### EXERCISE
Copy all the data exactly, except the pictures.

### INPUT MATERIAL
--------------------

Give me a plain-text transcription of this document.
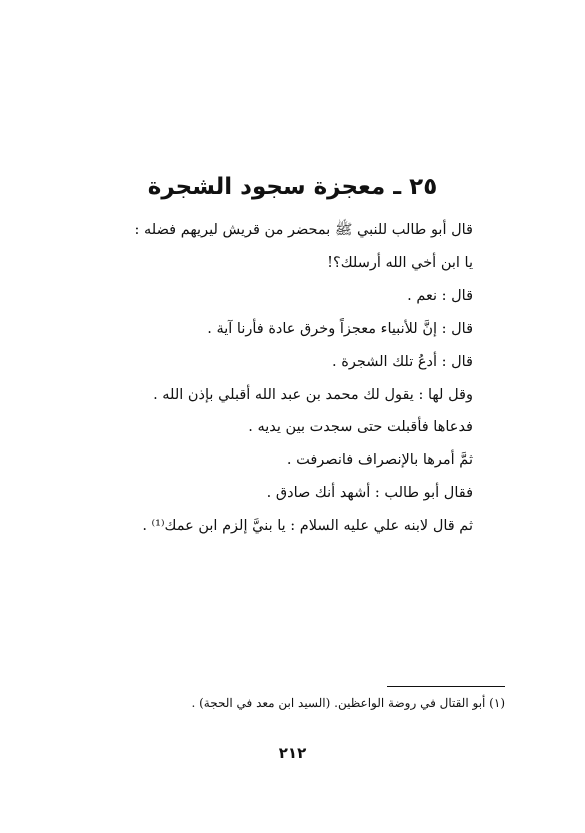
٢٥ ـ معجزة سجود الشجرة
قال أبو طالب للنبي ﷺ بمحضر من قريش ليريهم فضله :
يا ابن أخي الله أرسلك؟!
قال : نعم .
قال : إنَّ للأنبياء معجزاً وخرق عادة فأرنا آية .
قال : أدعُ تلك الشجرة .
وقل لها : يقول لك محمد بن عبد الله أقبلي بإذن الله .
فدعاها فأقبلت حتى سجدت بين يديه .
ثمَّ أمرها بالإنصراف فانصرفت .
فقال أبو طالب : أشهد أنك صادق .
ثم قال لابنه علي عليه السلام : يا بنيَّ إلزم ابن عمك⁽¹⁾ .
(١) أبو القتال في روضة الواعظين. (السيد ابن معد في الحجة) .
٢١٢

--------------------

### ANSWER TO THIS PROBLEM
Give me a plain-text transcription of this document.
٢٥ ـ معجزة سجود الشجرة
قال أبو طالب للنبي ﷺ بمحضر من قريش ليريهم فضله :
يا ابن أخي الله أرسلك؟!
قال : نعم .
قال : إنَّ للأنبياء معجزاً وخرق عادة فأرنا آية .
قال : أدعُ تلك الشجرة .
وقل لها : يقول لك محمد بن عبد الله أقبلي بإذن الله .
فدعاها فأقبلت حتى سجدت بين يديه .
ثمَّ أمرها بالإنصراف فانصرفت .
فقال أبو طالب : أشهد أنك صادق .
ثم قال لابنه علي عليه السلام : يا بنيَّ إلزم ابن عمك⁽¹⁾ .
(١) أبو القتال في روضة الواعظين. (السيد ابن معد في الحجة) .
٢١٢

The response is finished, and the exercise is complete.